[start of Entries supplied]

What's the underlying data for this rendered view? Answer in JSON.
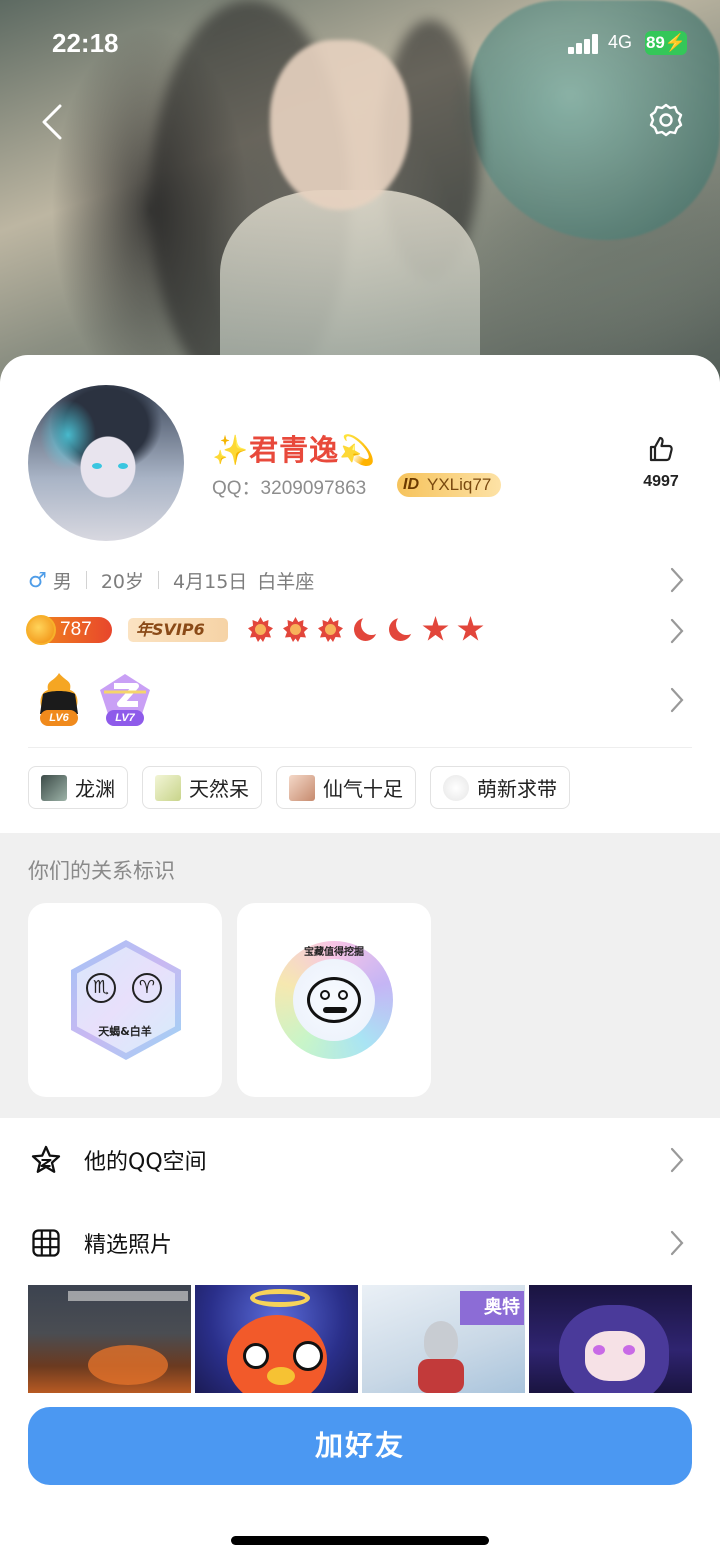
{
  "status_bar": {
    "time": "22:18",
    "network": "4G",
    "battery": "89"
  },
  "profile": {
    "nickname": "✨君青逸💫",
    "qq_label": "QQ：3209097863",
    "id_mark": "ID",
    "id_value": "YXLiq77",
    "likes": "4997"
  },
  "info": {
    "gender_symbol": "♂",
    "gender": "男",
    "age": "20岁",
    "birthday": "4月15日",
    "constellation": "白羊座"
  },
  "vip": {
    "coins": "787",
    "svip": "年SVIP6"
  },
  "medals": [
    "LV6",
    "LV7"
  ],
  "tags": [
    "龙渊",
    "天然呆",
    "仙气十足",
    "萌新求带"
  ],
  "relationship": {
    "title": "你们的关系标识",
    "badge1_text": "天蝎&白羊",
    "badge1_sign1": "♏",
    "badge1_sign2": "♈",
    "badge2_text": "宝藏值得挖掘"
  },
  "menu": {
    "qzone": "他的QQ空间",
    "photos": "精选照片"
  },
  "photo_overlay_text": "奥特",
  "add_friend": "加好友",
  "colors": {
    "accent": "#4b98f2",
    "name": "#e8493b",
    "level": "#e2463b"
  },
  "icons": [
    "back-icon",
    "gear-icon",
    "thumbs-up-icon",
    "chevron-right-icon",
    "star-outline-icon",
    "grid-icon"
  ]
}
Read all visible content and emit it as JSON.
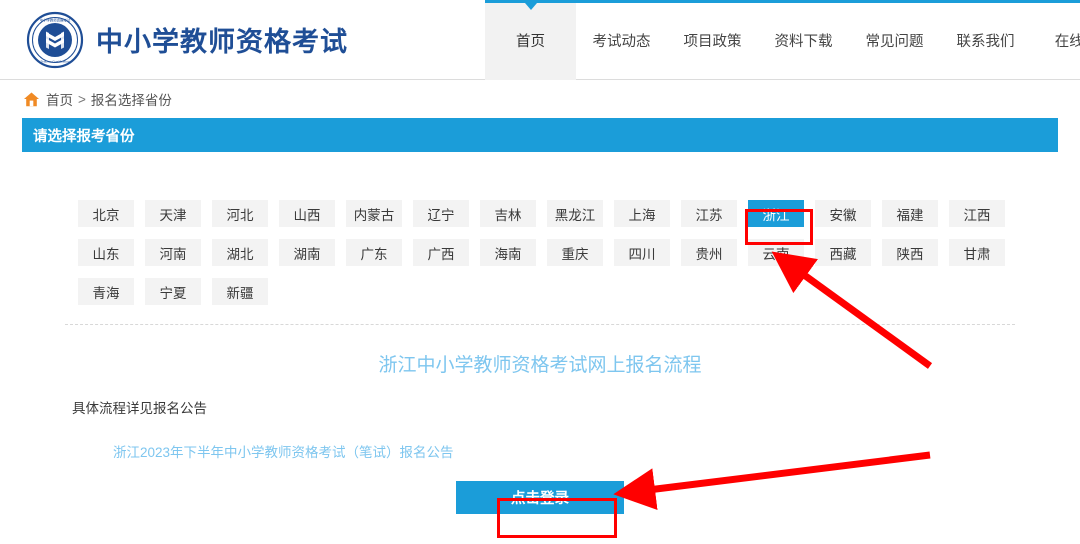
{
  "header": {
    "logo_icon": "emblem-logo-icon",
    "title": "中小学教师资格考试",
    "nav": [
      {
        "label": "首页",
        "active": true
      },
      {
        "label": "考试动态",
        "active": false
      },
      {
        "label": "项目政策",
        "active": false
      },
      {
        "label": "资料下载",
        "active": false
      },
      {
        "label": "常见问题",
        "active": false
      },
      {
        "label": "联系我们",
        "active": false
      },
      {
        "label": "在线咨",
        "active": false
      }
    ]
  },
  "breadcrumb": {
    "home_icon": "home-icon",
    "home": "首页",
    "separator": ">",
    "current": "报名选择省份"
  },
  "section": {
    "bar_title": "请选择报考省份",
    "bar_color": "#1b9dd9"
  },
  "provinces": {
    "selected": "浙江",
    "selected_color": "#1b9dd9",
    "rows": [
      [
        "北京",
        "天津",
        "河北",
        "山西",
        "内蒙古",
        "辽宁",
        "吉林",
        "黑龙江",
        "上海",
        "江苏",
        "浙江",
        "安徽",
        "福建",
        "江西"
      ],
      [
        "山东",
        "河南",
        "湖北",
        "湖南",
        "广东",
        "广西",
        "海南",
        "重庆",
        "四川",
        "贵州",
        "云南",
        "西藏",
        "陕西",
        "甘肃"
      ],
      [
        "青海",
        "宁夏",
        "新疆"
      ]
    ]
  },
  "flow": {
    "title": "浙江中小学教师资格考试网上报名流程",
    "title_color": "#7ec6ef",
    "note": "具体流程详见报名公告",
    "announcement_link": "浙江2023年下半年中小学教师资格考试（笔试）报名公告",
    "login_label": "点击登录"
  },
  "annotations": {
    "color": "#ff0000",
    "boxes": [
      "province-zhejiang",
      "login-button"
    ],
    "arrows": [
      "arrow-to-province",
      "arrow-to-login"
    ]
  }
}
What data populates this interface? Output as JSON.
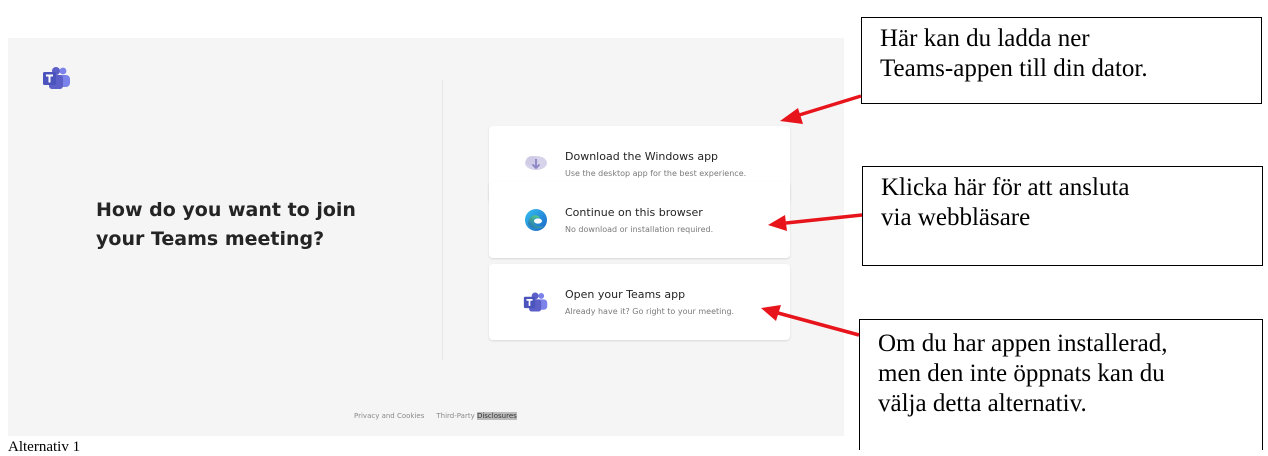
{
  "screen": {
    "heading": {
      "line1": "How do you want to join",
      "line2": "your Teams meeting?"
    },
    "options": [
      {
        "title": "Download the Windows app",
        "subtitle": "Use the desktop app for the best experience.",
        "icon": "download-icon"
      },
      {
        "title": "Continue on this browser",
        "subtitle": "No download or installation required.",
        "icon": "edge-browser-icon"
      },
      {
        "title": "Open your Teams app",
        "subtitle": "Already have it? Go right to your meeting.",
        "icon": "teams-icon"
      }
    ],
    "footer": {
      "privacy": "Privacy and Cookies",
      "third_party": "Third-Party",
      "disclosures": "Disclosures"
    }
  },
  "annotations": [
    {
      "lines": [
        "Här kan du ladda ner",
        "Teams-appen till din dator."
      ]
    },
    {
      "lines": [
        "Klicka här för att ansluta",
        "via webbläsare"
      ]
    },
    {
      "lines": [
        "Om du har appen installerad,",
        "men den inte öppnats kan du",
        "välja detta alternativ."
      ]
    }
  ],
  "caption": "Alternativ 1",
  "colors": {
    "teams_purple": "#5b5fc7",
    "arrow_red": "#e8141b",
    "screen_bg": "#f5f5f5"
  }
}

[end of Entries supplied]

# [Instruction]
Nothing but the lines from the one holding "What data populates" to the end of the entries above should be echoed, exactly and with both ends included; omit the pictures.

# [The answer]
What data populates this interface? Output as JSON.
{
  "screen": {
    "heading": {
      "line1": "How do you want to join",
      "line2": "your Teams meeting?"
    },
    "options": [
      {
        "title": "Download the Windows app",
        "subtitle": "Use the desktop app for the best experience.",
        "icon": "download-icon"
      },
      {
        "title": "Continue on this browser",
        "subtitle": "No download or installation required.",
        "icon": "edge-browser-icon"
      },
      {
        "title": "Open your Teams app",
        "subtitle": "Already have it? Go right to your meeting.",
        "icon": "teams-icon"
      }
    ],
    "footer": {
      "privacy": "Privacy and Cookies",
      "third_party": "Third-Party",
      "disclosures": "Disclosures"
    }
  },
  "annotations": [
    {
      "lines": [
        "Här kan du ladda ner",
        "Teams-appen till din dator."
      ]
    },
    {
      "lines": [
        "Klicka här för att ansluta",
        "via webbläsare"
      ]
    },
    {
      "lines": [
        "Om du har appen installerad,",
        "men den inte öppnats kan du",
        "välja detta alternativ."
      ]
    }
  ],
  "caption": "Alternativ 1",
  "colors": {
    "teams_purple": "#5b5fc7",
    "arrow_red": "#e8141b",
    "screen_bg": "#f5f5f5"
  }
}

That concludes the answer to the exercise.